§ Short task: Only the pictures stay out; every record is to be quoted exactly.

━━ Entries shown

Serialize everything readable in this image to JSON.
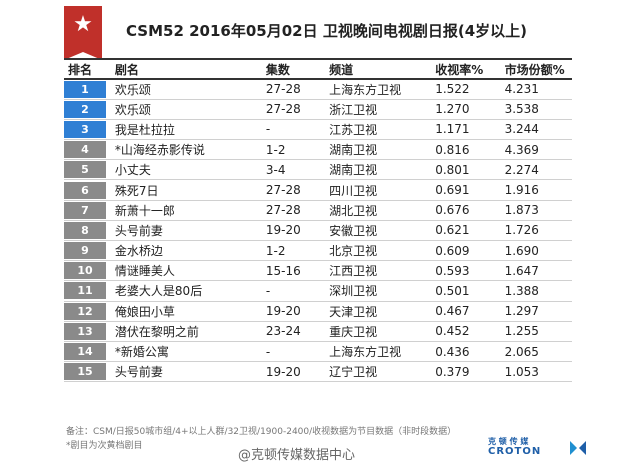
{
  "header": {
    "title": "CSM52  2016年05月02日  卫视晚间电视剧日报(4岁以上)",
    "badge_icon": "star-icon",
    "badge_color": "#c0302a"
  },
  "table": {
    "columns": [
      "排名",
      "剧名",
      "集数",
      "频道",
      "收视率%",
      "市场份额%"
    ],
    "rows": [
      {
        "rank": "1",
        "name": "欢乐颂",
        "episodes": "27-28",
        "channel": "上海东方卫视",
        "rating": "1.522",
        "share": "4.231"
      },
      {
        "rank": "2",
        "name": "欢乐颂",
        "episodes": "27-28",
        "channel": "浙江卫视",
        "rating": "1.270",
        "share": "3.538"
      },
      {
        "rank": "3",
        "name": "我是杜拉拉",
        "episodes": "-",
        "channel": "江苏卫视",
        "rating": "1.171",
        "share": "3.244"
      },
      {
        "rank": "4",
        "name": "*山海经赤影传说",
        "episodes": "1-2",
        "channel": "湖南卫视",
        "rating": "0.816",
        "share": "4.369"
      },
      {
        "rank": "5",
        "name": "小丈夫",
        "episodes": "3-4",
        "channel": "湖南卫视",
        "rating": "0.801",
        "share": "2.274"
      },
      {
        "rank": "6",
        "name": "殊死7日",
        "episodes": "27-28",
        "channel": "四川卫视",
        "rating": "0.691",
        "share": "1.916"
      },
      {
        "rank": "7",
        "name": "新萧十一郎",
        "episodes": "27-28",
        "channel": "湖北卫视",
        "rating": "0.676",
        "share": "1.873"
      },
      {
        "rank": "8",
        "name": "头号前妻",
        "episodes": "19-20",
        "channel": "安徽卫视",
        "rating": "0.621",
        "share": "1.726"
      },
      {
        "rank": "9",
        "name": "金水桥边",
        "episodes": "1-2",
        "channel": "北京卫视",
        "rating": "0.609",
        "share": "1.690"
      },
      {
        "rank": "10",
        "name": "情谜睡美人",
        "episodes": "15-16",
        "channel": "江西卫视",
        "rating": "0.593",
        "share": "1.647"
      },
      {
        "rank": "11",
        "name": "老婆大人是80后",
        "episodes": "-",
        "channel": "深圳卫视",
        "rating": "0.501",
        "share": "1.388"
      },
      {
        "rank": "12",
        "name": "俺娘田小草",
        "episodes": "19-20",
        "channel": "天津卫视",
        "rating": "0.467",
        "share": "1.297"
      },
      {
        "rank": "13",
        "name": "潜伏在黎明之前",
        "episodes": "23-24",
        "channel": "重庆卫视",
        "rating": "0.452",
        "share": "1.255"
      },
      {
        "rank": "14",
        "name": "*新婚公寓",
        "episodes": "-",
        "channel": "上海东方卫视",
        "rating": "0.436",
        "share": "2.065"
      },
      {
        "rank": "15",
        "name": "头号前妻",
        "episodes": "19-20",
        "channel": "辽宁卫视",
        "rating": "0.379",
        "share": "1.053"
      }
    ],
    "top_rank_color": "#2f7fd4",
    "other_rank_color": "#8a8a8a"
  },
  "footer": {
    "note1": "备注：CSM/日报50城市组/4+以上人群/32卫视/1900-2400/收视数据为节目数据（非时段数据）",
    "note2": "*剧目为次黄档剧目",
    "watermark": "@克顿传媒数据中心",
    "logo_line1": "克 顿 传 媒",
    "logo_line2": "CROTON"
  }
}
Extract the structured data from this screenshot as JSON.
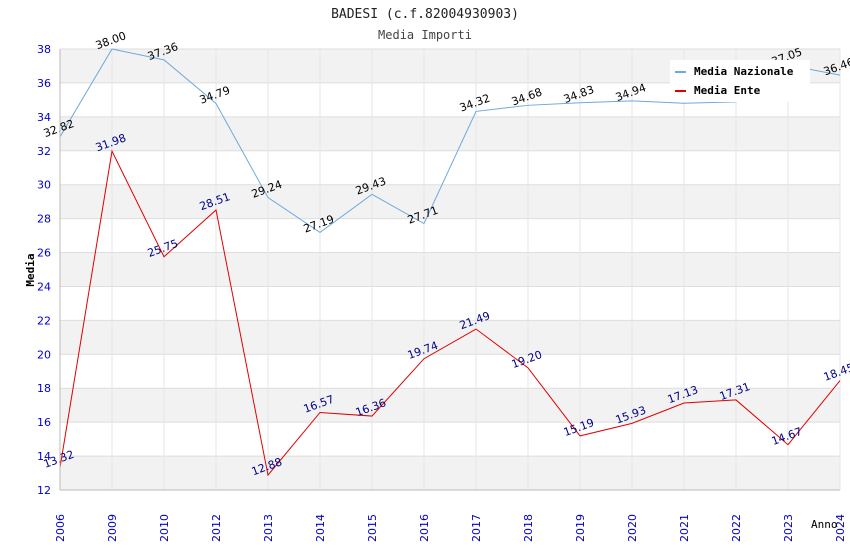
{
  "chart_data": {
    "type": "line",
    "title": "BADESI (c.f.82004930903)",
    "subtitle": "Media Importi",
    "xlabel": "Anno",
    "ylabel": "Media",
    "ylim": [
      12,
      38
    ],
    "yticks": [
      12,
      14,
      16,
      18,
      20,
      22,
      24,
      26,
      28,
      30,
      32,
      34,
      36,
      38
    ],
    "categories": [
      "2006",
      "2009",
      "2010",
      "2012",
      "2013",
      "2014",
      "2015",
      "2016",
      "2017",
      "2018",
      "2019",
      "2020",
      "2021",
      "2022",
      "2023",
      "2024"
    ],
    "series": [
      {
        "name": "Media Nazionale",
        "color": "#6fa8dc",
        "label_color": "#000000",
        "values": [
          32.82,
          38.0,
          37.36,
          34.79,
          29.24,
          27.19,
          29.43,
          27.71,
          34.32,
          34.68,
          34.83,
          34.94,
          null,
          null,
          37.05,
          36.46
        ],
        "labels": [
          "32.82",
          "38.00",
          "37.36",
          "34.79",
          "29.24",
          "27.19",
          "29.43",
          "27.71",
          "34.32",
          "34.68",
          "34.83",
          "34.94",
          "",
          "",
          "37.05",
          "36.46"
        ],
        "line_values": [
          32.82,
          38.0,
          37.36,
          34.79,
          29.24,
          27.19,
          29.43,
          27.71,
          34.32,
          34.68,
          34.83,
          34.94,
          34.8,
          34.88,
          37.05,
          36.46
        ]
      },
      {
        "name": "Media Ente",
        "color": "#e00000",
        "label_color": "#00008b",
        "values": [
          13.32,
          31.98,
          25.75,
          28.51,
          12.88,
          16.57,
          16.36,
          19.74,
          21.49,
          19.2,
          15.19,
          15.93,
          17.13,
          17.31,
          14.67,
          18.45
        ],
        "labels": [
          "13.32",
          "31.98",
          "25.75",
          "28.51",
          "12.88",
          "16.57",
          "16.36",
          "19.74",
          "21.49",
          "19.20",
          "15.19",
          "15.93",
          "17.13",
          "17.31",
          "14.67",
          "18.45"
        ],
        "line_values": [
          13.32,
          31.98,
          25.75,
          28.51,
          12.88,
          16.57,
          16.36,
          19.74,
          21.49,
          19.2,
          15.19,
          15.93,
          17.13,
          17.31,
          14.67,
          18.45
        ]
      }
    ],
    "legend_position": "top-right",
    "grid": true,
    "colors": {
      "band": "#f2f2f2",
      "grid": "#dddddd",
      "axis_text": "#0000cc",
      "title_text": "#222222"
    }
  }
}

━━━━

§ Correct answer:
Serialize everything readable in this image to JSON.
{
  "header": {
    "title": "CSM52  2016年05月02日  卫视晚间电视剧日报(4岁以上)",
    "badge_icon": "star-icon",
    "badge_color": "#c0302a"
  },
  "table": {
    "columns": [
      "排名",
      "剧名",
      "集数",
      "频道",
      "收视率%",
      "市场份额%"
    ],
    "rows": [
      {
        "rank": "1",
        "name": "欢乐颂",
        "episodes": "27-28",
        "channel": "上海东方卫视",
        "rating": "1.522",
        "share": "4.231"
      },
      {
        "rank": "2",
        "name": "欢乐颂",
        "episodes": "27-28",
        "channel": "浙江卫视",
        "rating": "1.270",
        "share": "3.538"
      },
      {
        "rank": "3",
        "name": "我是杜拉拉",
        "episodes": "-",
        "channel": "江苏卫视",
        "rating": "1.171",
        "share": "3.244"
      },
      {
        "rank": "4",
        "name": "*山海经赤影传说",
        "episodes": "1-2",
        "channel": "湖南卫视",
        "rating": "0.816",
        "share": "4.369"
      },
      {
        "rank": "5",
        "name": "小丈夫",
        "episodes": "3-4",
        "channel": "湖南卫视",
        "rating": "0.801",
        "share": "2.274"
      },
      {
        "rank": "6",
        "name": "殊死7日",
        "episodes": "27-28",
        "channel": "四川卫视",
        "rating": "0.691",
        "share": "1.916"
      },
      {
        "rank": "7",
        "name": "新萧十一郎",
        "episodes": "27-28",
        "channel": "湖北卫视",
        "rating": "0.676",
        "share": "1.873"
      },
      {
        "rank": "8",
        "name": "头号前妻",
        "episodes": "19-20",
        "channel": "安徽卫视",
        "rating": "0.621",
        "share": "1.726"
      },
      {
        "rank": "9",
        "name": "金水桥边",
        "episodes": "1-2",
        "channel": "北京卫视",
        "rating": "0.609",
        "share": "1.690"
      },
      {
        "rank": "10",
        "name": "情谜睡美人",
        "episodes": "15-16",
        "channel": "江西卫视",
        "rating": "0.593",
        "share": "1.647"
      },
      {
        "rank": "11",
        "name": "老婆大人是80后",
        "episodes": "-",
        "channel": "深圳卫视",
        "rating": "0.501",
        "share": "1.388"
      },
      {
        "rank": "12",
        "name": "俺娘田小草",
        "episodes": "19-20",
        "channel": "天津卫视",
        "rating": "0.467",
        "share": "1.297"
      },
      {
        "rank": "13",
        "name": "潜伏在黎明之前",
        "episodes": "23-24",
        "channel": "重庆卫视",
        "rating": "0.452",
        "share": "1.255"
      },
      {
        "rank": "14",
        "name": "*新婚公寓",
        "episodes": "-",
        "channel": "上海东方卫视",
        "rating": "0.436",
        "share": "2.065"
      },
      {
        "rank": "15",
        "name": "头号前妻",
        "episodes": "19-20",
        "channel": "辽宁卫视",
        "rating": "0.379",
        "share": "1.053"
      }
    ],
    "top_rank_color": "#2f7fd4",
    "other_rank_color": "#8a8a8a"
  },
  "footer": {
    "note1": "备注：CSM/日报50城市组/4+以上人群/32卫视/1900-2400/收视数据为节目数据（非时段数据）",
    "note2": "*剧目为次黄档剧目",
    "watermark": "@克顿传媒数据中心",
    "logo_line1": "克 顿 传 媒",
    "logo_line2": "CROTON"
  }
}
Extract the structured data from this screenshot as JSON.
{
  "chart_data": {
    "type": "line",
    "title": "BADESI (c.f.82004930903)",
    "subtitle": "Media Importi",
    "xlabel": "Anno",
    "ylabel": "Media",
    "ylim": [
      12,
      38
    ],
    "yticks": [
      12,
      14,
      16,
      18,
      20,
      22,
      24,
      26,
      28,
      30,
      32,
      34,
      36,
      38
    ],
    "categories": [
      "2006",
      "2009",
      "2010",
      "2012",
      "2013",
      "2014",
      "2015",
      "2016",
      "2017",
      "2018",
      "2019",
      "2020",
      "2021",
      "2022",
      "2023",
      "2024"
    ],
    "series": [
      {
        "name": "Media Nazionale",
        "color": "#6fa8dc",
        "label_color": "#000000",
        "values": [
          32.82,
          38.0,
          37.36,
          34.79,
          29.24,
          27.19,
          29.43,
          27.71,
          34.32,
          34.68,
          34.83,
          34.94,
          null,
          null,
          37.05,
          36.46
        ],
        "labels": [
          "32.82",
          "38.00",
          "37.36",
          "34.79",
          "29.24",
          "27.19",
          "29.43",
          "27.71",
          "34.32",
          "34.68",
          "34.83",
          "34.94",
          "",
          "",
          "37.05",
          "36.46"
        ],
        "line_values": [
          32.82,
          38.0,
          37.36,
          34.79,
          29.24,
          27.19,
          29.43,
          27.71,
          34.32,
          34.68,
          34.83,
          34.94,
          34.8,
          34.88,
          37.05,
          36.46
        ]
      },
      {
        "name": "Media Ente",
        "color": "#e00000",
        "label_color": "#00008b",
        "values": [
          13.32,
          31.98,
          25.75,
          28.51,
          12.88,
          16.57,
          16.36,
          19.74,
          21.49,
          19.2,
          15.19,
          15.93,
          17.13,
          17.31,
          14.67,
          18.45
        ],
        "labels": [
          "13.32",
          "31.98",
          "25.75",
          "28.51",
          "12.88",
          "16.57",
          "16.36",
          "19.74",
          "21.49",
          "19.20",
          "15.19",
          "15.93",
          "17.13",
          "17.31",
          "14.67",
          "18.45"
        ],
        "line_values": [
          13.32,
          31.98,
          25.75,
          28.51,
          12.88,
          16.57,
          16.36,
          19.74,
          21.49,
          19.2,
          15.19,
          15.93,
          17.13,
          17.31,
          14.67,
          18.45
        ]
      }
    ],
    "legend_position": "top-right",
    "grid": true,
    "colors": {
      "band": "#f2f2f2",
      "grid": "#dddddd",
      "axis_text": "#0000cc",
      "title_text": "#222222"
    }
  }
}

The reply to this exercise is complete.